**Task to carry out**
Every line below that contains "dialog" is to be copied.
********************
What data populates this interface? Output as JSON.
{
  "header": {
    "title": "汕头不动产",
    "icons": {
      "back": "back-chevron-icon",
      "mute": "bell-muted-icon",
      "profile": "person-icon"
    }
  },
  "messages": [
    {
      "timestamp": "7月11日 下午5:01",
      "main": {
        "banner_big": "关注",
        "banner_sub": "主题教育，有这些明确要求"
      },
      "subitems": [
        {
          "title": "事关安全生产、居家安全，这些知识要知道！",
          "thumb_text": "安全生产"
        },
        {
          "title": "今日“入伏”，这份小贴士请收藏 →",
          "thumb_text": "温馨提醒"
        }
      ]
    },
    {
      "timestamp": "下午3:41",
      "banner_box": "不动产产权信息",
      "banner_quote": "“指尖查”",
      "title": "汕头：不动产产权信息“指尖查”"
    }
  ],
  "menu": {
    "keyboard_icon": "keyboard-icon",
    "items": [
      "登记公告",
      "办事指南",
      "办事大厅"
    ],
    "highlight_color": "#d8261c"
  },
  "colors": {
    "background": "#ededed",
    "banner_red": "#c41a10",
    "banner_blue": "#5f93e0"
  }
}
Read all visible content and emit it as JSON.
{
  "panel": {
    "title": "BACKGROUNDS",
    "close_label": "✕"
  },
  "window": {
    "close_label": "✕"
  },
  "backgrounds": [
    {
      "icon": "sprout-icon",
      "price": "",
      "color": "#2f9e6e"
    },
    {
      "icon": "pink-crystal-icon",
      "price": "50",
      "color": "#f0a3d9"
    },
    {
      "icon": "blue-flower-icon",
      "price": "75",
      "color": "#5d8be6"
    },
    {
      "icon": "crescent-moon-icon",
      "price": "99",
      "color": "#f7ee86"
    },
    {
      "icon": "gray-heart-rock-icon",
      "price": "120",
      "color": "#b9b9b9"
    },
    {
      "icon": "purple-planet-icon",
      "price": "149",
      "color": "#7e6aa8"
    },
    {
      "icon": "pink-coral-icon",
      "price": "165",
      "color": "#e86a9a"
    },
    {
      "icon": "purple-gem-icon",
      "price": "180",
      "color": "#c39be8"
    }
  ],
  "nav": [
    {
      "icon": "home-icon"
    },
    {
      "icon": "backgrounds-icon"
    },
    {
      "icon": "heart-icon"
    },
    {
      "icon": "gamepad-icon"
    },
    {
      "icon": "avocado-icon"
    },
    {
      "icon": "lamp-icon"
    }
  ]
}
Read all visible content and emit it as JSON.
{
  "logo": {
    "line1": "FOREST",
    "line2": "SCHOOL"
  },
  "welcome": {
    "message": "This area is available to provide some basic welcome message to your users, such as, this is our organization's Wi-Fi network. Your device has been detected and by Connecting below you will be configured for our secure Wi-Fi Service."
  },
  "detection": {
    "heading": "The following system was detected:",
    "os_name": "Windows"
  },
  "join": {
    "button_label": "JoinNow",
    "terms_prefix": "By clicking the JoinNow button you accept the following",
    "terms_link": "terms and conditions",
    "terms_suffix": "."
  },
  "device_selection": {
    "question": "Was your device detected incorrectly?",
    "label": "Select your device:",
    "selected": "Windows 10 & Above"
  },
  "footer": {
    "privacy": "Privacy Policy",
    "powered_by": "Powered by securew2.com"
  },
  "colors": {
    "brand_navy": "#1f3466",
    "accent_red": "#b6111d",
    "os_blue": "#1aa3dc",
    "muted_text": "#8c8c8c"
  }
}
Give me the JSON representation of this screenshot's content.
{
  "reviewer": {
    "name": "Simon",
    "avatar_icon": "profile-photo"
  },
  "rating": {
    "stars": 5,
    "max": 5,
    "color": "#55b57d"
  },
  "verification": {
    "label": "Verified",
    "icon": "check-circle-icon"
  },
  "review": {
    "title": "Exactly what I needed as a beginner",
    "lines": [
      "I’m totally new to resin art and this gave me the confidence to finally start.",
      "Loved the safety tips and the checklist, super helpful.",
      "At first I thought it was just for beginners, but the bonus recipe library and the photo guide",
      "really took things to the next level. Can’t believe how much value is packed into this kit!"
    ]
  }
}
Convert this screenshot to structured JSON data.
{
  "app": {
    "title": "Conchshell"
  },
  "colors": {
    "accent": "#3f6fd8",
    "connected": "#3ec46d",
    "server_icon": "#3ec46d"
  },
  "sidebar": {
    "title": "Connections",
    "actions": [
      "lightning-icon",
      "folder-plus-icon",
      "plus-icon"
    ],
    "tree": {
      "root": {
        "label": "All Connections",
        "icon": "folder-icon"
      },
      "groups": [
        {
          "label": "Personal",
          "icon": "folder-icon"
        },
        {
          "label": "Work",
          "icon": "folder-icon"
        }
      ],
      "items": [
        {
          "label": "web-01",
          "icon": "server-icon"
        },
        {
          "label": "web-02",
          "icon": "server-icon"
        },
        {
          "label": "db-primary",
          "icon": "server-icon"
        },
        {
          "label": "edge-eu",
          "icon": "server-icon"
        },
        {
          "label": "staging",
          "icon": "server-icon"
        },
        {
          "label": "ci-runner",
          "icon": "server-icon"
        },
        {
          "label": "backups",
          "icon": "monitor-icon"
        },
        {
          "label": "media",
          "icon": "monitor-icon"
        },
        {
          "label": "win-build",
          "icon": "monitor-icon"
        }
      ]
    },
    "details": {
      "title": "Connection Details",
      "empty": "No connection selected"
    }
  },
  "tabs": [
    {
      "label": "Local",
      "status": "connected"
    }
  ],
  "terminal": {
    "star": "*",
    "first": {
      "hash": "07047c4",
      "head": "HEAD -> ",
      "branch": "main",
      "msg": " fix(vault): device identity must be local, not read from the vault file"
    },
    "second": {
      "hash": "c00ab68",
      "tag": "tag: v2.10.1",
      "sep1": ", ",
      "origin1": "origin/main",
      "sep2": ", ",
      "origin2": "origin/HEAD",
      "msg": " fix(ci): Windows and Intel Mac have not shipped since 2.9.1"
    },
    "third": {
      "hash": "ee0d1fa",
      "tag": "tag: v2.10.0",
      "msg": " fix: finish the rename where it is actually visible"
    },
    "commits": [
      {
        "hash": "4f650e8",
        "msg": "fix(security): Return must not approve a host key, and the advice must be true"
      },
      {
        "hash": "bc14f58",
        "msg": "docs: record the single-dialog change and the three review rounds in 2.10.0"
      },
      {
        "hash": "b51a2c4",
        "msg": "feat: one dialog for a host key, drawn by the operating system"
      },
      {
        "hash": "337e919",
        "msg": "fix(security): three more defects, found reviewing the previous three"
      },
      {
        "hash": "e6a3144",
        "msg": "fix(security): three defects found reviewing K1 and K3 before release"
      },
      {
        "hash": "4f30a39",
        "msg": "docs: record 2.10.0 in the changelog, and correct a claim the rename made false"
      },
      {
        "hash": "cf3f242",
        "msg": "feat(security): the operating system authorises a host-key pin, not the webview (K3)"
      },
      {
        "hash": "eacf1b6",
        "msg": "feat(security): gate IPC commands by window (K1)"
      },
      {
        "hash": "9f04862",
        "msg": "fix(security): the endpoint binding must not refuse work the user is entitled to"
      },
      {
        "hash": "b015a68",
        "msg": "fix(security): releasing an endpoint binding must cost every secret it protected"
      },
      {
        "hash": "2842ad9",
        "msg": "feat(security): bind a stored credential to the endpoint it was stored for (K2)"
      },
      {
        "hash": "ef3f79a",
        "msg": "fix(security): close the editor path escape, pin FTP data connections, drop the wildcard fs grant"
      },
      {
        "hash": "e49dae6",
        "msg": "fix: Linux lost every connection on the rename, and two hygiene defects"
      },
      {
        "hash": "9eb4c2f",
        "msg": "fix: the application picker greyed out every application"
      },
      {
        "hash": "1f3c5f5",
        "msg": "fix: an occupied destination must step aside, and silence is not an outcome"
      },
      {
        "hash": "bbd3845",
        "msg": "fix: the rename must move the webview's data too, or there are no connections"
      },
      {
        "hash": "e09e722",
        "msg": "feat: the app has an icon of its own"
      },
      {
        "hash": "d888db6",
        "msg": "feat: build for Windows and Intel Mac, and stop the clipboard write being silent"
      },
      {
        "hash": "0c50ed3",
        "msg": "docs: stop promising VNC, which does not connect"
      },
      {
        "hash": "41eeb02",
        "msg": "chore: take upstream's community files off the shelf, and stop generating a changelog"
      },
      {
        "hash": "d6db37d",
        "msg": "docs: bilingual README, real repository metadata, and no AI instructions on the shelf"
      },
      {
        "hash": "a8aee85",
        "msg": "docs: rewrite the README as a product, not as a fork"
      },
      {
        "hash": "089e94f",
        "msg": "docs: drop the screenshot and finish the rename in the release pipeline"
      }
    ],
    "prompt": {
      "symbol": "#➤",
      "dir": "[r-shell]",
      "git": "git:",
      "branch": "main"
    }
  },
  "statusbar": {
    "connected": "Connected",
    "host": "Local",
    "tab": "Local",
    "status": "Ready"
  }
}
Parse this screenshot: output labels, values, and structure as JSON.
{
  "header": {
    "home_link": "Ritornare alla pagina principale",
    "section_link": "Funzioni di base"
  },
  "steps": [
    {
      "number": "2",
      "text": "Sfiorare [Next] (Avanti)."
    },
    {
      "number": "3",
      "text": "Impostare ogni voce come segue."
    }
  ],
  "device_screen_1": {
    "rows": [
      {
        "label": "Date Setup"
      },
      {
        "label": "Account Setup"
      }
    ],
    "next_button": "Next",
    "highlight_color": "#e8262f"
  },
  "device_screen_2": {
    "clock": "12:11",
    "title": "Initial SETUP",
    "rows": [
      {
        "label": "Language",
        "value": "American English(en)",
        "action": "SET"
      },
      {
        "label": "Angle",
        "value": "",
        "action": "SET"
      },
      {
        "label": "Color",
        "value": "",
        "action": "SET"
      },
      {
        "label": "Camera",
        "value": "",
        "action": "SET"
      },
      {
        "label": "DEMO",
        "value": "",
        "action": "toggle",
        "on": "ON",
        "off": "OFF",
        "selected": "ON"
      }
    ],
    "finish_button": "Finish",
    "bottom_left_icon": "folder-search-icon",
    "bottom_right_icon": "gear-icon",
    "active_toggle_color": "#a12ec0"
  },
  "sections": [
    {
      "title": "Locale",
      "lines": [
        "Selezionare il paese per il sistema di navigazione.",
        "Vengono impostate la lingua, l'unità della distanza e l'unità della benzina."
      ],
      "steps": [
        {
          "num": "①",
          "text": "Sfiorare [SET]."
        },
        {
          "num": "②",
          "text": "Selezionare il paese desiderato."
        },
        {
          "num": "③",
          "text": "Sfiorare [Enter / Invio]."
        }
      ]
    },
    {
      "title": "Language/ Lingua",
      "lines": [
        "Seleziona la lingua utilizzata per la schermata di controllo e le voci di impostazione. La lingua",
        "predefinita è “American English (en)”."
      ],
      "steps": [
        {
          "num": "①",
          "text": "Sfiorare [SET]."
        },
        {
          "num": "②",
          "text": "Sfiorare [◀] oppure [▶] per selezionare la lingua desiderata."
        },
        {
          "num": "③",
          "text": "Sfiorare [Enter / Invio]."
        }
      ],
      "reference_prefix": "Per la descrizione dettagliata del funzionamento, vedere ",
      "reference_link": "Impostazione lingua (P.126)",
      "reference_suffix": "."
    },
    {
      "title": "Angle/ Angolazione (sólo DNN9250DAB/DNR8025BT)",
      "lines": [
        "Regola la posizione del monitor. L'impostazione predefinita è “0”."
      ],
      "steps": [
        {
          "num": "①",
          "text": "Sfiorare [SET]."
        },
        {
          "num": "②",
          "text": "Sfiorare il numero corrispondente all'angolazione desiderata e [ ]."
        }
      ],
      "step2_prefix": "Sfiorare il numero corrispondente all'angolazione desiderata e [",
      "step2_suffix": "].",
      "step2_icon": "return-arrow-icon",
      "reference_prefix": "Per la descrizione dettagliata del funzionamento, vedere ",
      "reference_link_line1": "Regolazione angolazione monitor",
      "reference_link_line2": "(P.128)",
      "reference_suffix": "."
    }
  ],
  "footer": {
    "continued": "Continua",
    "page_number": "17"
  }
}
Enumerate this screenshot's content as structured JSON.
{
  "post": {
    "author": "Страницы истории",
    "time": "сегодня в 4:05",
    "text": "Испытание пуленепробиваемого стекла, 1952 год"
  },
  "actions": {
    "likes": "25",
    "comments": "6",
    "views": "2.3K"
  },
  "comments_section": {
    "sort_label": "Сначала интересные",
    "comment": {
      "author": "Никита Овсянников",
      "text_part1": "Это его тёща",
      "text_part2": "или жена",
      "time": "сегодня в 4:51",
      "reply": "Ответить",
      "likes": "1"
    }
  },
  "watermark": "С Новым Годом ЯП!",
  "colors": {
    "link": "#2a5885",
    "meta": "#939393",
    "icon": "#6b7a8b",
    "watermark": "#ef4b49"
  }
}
********************
**Completed task**
        "msg": "docs: record the single-dialog change and the three review rounds in 2.10.0"
        "msg": "feat: one dialog for a host key, drawn by the operating system"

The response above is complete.